Below are some entries. Output each one exactly as it appears.
*** Record set ***
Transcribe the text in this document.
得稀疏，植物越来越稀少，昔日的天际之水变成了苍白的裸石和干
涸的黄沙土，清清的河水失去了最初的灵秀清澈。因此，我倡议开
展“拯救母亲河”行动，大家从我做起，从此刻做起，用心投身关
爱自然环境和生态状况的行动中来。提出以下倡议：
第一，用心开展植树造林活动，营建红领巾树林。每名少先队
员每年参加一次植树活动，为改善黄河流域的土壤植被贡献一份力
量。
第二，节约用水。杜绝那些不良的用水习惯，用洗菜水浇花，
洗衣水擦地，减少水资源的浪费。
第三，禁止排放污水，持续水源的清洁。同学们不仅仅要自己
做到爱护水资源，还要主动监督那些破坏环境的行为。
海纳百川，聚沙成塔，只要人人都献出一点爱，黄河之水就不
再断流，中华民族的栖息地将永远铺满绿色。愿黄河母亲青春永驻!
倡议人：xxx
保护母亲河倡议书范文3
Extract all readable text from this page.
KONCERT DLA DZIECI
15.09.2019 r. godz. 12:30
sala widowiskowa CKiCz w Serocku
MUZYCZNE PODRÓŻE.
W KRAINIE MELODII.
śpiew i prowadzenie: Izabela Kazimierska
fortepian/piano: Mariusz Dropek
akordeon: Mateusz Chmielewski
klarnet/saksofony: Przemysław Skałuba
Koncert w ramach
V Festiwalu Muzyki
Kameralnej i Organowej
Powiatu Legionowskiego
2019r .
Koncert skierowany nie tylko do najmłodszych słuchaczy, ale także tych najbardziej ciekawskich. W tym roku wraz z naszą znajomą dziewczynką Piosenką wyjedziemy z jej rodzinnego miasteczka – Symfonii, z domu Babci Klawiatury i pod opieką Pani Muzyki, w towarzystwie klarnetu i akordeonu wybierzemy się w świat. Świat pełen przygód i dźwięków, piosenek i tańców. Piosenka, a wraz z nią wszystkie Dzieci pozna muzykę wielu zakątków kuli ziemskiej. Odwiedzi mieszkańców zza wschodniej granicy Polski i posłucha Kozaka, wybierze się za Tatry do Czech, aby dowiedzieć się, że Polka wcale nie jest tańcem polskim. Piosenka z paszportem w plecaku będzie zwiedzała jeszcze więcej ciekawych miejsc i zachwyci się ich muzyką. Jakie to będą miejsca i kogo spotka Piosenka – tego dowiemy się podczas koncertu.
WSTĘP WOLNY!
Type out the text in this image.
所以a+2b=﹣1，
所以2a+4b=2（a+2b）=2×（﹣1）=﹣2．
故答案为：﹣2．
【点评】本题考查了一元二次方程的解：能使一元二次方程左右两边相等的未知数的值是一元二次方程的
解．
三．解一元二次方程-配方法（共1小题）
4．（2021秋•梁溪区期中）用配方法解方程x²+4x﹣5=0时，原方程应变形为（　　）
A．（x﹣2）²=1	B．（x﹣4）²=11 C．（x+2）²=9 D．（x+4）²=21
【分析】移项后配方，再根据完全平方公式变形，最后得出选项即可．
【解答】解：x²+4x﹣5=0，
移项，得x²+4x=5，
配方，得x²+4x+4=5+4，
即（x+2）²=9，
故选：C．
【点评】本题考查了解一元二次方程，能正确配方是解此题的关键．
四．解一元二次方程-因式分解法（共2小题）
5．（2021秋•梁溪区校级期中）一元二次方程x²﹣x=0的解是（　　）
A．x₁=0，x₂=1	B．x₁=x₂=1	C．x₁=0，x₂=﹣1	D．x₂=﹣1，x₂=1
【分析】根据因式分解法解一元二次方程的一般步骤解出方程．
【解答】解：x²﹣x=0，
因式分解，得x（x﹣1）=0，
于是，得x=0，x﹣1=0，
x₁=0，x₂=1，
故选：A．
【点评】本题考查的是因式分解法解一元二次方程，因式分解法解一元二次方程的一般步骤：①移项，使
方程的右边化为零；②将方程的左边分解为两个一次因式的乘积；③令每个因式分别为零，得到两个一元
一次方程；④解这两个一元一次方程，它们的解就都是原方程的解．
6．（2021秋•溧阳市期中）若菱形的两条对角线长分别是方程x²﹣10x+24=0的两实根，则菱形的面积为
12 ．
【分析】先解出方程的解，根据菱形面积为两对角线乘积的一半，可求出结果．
***
Complete response:
Transcribe the text in this document.
得稀疏，植物越来越稀少，昔日的天际之水变成了苍白的裸石和干
涸的黄沙土，清清的河水失去了最初的灵秀清澈。因此，我倡议开
展“拯救母亲河”行动，大家从我做起，从此刻做起，用心投身关
爱自然环境和生态状况的行动中来。提出以下倡议：
第一，用心开展植树造林活动，营建红领巾树林。每名少先队
员每年参加一次植树活动，为改善黄河流域的土壤植被贡献一份力
量。
第二，节约用水。杜绝那些不良的用水习惯，用洗菜水浇花，
洗衣水擦地，减少水资源的浪费。
第三，禁止排放污水，持续水源的清洁。同学们不仅仅要自己
做到爱护水资源，还要主动监督那些破坏环境的行为。
海纳百川，聚沙成塔，只要人人都献出一点爱，黄河之水就不
再断流，中华民族的栖息地将永远铺满绿色。愿黄河母亲青春永驻!
倡议人：xxx
保护母亲河倡议书范文3
Extract all readable text from this page.
KONCERT DLA DZIECI
15.09.2019 r. godz. 12:30
sala widowiskowa CKiCz w Serocku
MUZYCZNE PODRÓŻE.
W KRAINIE MELODII.
śpiew i prowadzenie: Izabela Kazimierska
fortepian/piano: Mariusz Dropek
akordeon: Mateusz Chmielewski
klarnet/saksofony: Przemysław Skałuba
Koncert w ramach
V Festiwalu Muzyki
Kameralnej i Organowej
Powiatu Legionowskiego
2019r .
Koncert skierowany nie tylko do najmłodszych słuchaczy, ale także tych najbardziej ciekawskich. W tym roku wraz z naszą znajomą dziewczynką Piosenką wyjedziemy z jej rodzinnego miasteczka – Symfonii, z domu Babci Klawiatury i pod opieką Pani Muzyki, w towarzystwie klarnetu i akordeonu wybierzemy się w świat. Świat pełen przygód i dźwięków, piosenek i tańców. Piosenka, a wraz z nią wszystkie Dzieci pozna muzykę wielu zakątków kuli ziemskiej. Odwiedzi mieszkańców zza wschodniej granicy Polski i posłucha Kozaka, wybierze się za Tatry do Czech, aby dowiedzieć się, że Polka wcale nie jest tańcem polskim. Piosenka z paszportem w plecaku będzie zwiedzała jeszcze więcej ciekawych miejsc i zachwyci się ich muzyką. Jakie to będą miejsca i kogo spotka Piosenka – tego dowiemy się podczas koncertu.
WSTĘP WOLNY!
Type out the text in this image.
所以a+2b=﹣1，
所以2a+4b=2（a+2b）=2×（﹣1）=﹣2．
故答案为：﹣2．
【点评】本题考查了一元二次方程的解：能使一元二次方程左右两边相等的未知数的值是一元二次方程的
解．
三．解一元二次方程-配方法（共1小题）
4．（2021秋•梁溪区期中）用配方法解方程x²+4x﹣5=0时，原方程应变形为（　　）
A．（x﹣2）²=1	B．（x﹣4）²=11 C．（x+2）²=9 D．（x+4）²=21
【分析】移项后配方，再根据完全平方公式变形，最后得出选项即可．
【解答】解：x²+4x﹣5=0，
移项，得x²+4x=5，
配方，得x²+4x+4=5+4，
即（x+2）²=9，
故选：C．
【点评】本题考查了解一元二次方程，能正确配方是解此题的关键．
四．解一元二次方程-因式分解法（共2小题）
5．（2021秋•梁溪区校级期中）一元二次方程x²﹣x=0的解是（　　）
A．x₁=0，x₂=1	B．x₁=x₂=1	C．x₁=0，x₂=﹣1	D．x₂=﹣1，x₂=1
【分析】根据因式分解法解一元二次方程的一般步骤解出方程．
【解答】解：x²﹣x=0，
因式分解，得x（x﹣1）=0，
于是，得x=0，x﹣1=0，
x₁=0，x₂=1，
故选：A．
【点评】本题考查的是因式分解法解一元二次方程，因式分解法解一元二次方程的一般步骤：①移项，使
方程的右边化为零；②将方程的左边分解为两个一次因式的乘积；③令每个因式分别为零，得到两个一元
一次方程；④解这两个一元一次方程，它们的解就都是原方程的解．
6．（2021秋•溧阳市期中）若菱形的两条对角线长分别是方程x²﹣10x+24=0的两实根，则菱形的面积为
12 ．
【分析】先解出方程的解，根据菱形面积为两对角线乘积的一半，可求出结果．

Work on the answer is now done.